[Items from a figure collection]

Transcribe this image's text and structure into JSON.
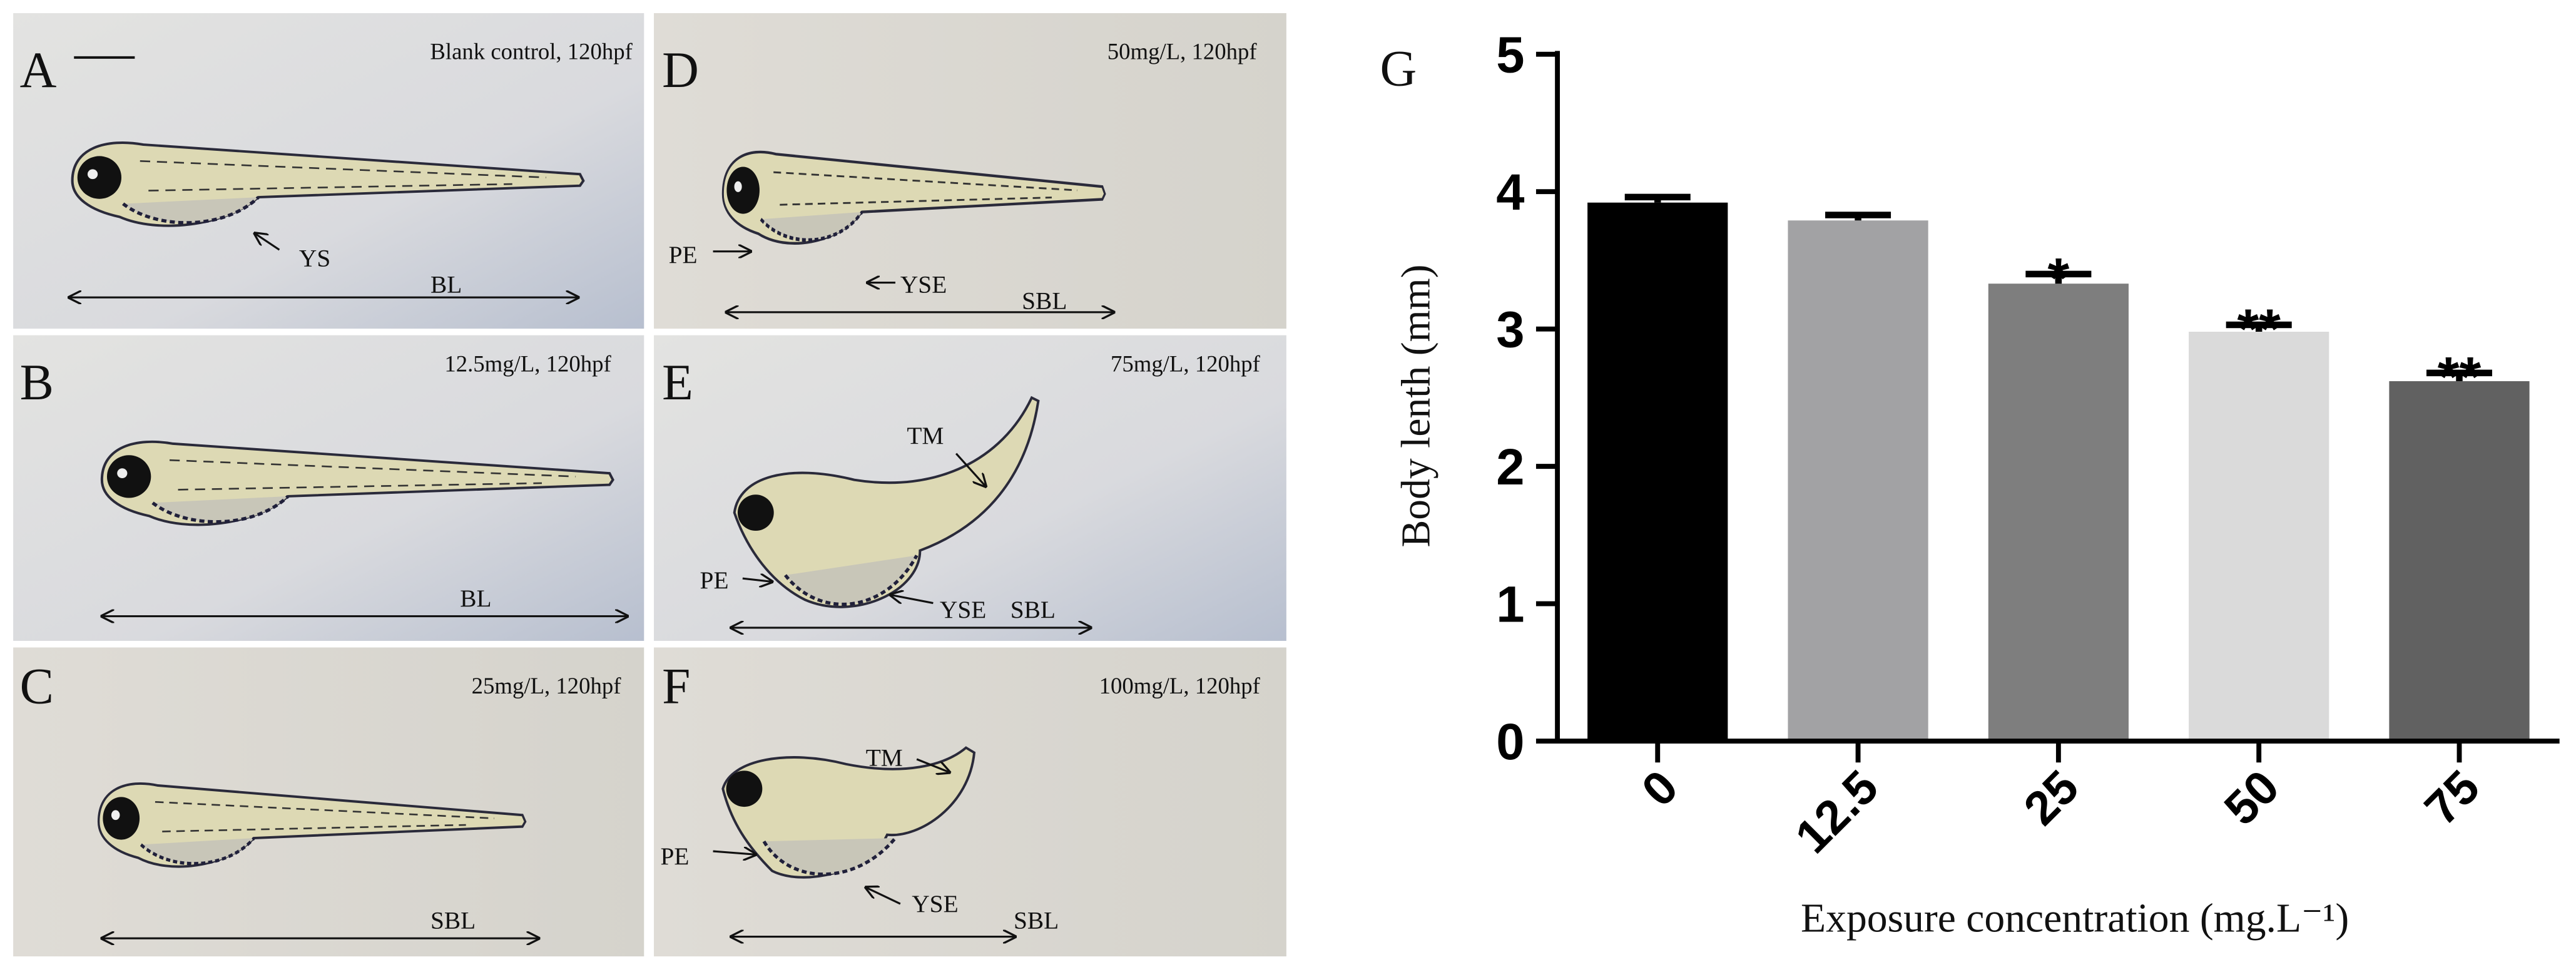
{
  "panels": [
    {
      "letter": "A",
      "caption": "Blank control, 120hpf",
      "labels": [
        "YS",
        "BL"
      ]
    },
    {
      "letter": "B",
      "caption": "12.5mg/L, 120hpf",
      "labels": [
        "BL"
      ]
    },
    {
      "letter": "C",
      "caption": "25mg/L, 120hpf",
      "labels": [
        "SBL"
      ]
    },
    {
      "letter": "D",
      "caption": "50mg/L, 120hpf",
      "labels": [
        "PE",
        "YSE",
        "SBL"
      ]
    },
    {
      "letter": "E",
      "caption": "75mg/L, 120hpf",
      "labels": [
        "TM",
        "PE",
        "YSE",
        "SBL"
      ]
    },
    {
      "letter": "F",
      "caption": "100mg/L, 120hpf",
      "labels": [
        "TM",
        "PE",
        "YSE",
        "SBL"
      ]
    }
  ],
  "chart_data": {
    "type": "bar",
    "panel_letter": "G",
    "x_label": "Exposure concentration (mg.L⁻¹)",
    "y_label": "Body lenth (mm)",
    "categories": [
      "0",
      "12.5",
      "25",
      "50",
      "75"
    ],
    "values": [
      3.92,
      3.79,
      3.33,
      2.98,
      2.62
    ],
    "errors": [
      0.04,
      0.04,
      0.07,
      0.05,
      0.06
    ],
    "colors": [
      "#000000",
      "#a2a2a4",
      "#7e7e7e",
      "#dadada",
      "#616161"
    ],
    "annotations": [
      {
        "category": "25",
        "text": "*"
      },
      {
        "category": "50",
        "text": "**"
      },
      {
        "category": "75",
        "text": "**"
      }
    ],
    "ylim": [
      0,
      5
    ],
    "yticks": [
      0,
      1,
      2,
      3,
      4,
      5
    ]
  }
}
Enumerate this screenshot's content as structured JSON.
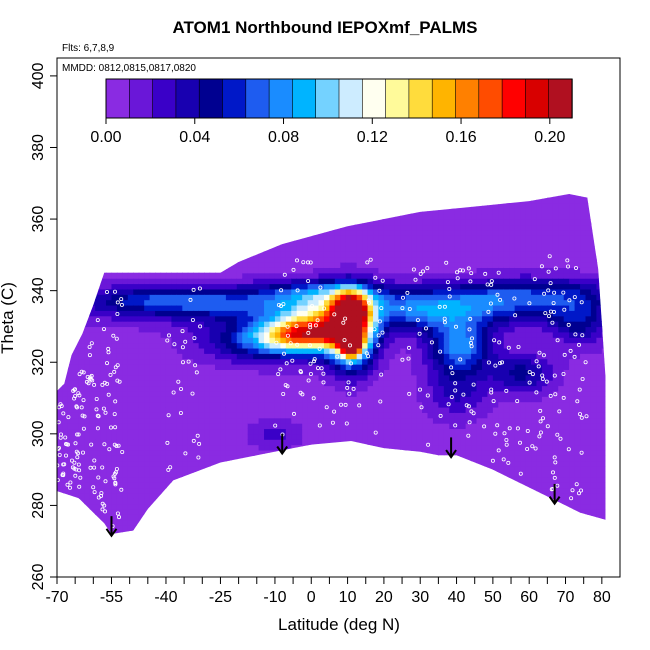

What is needed
Show each line holding the word "JSON".

Solution for this exercise
Transcribe this image's text and structure into JSON.
Enumerate this screenshot's content as structured JSON.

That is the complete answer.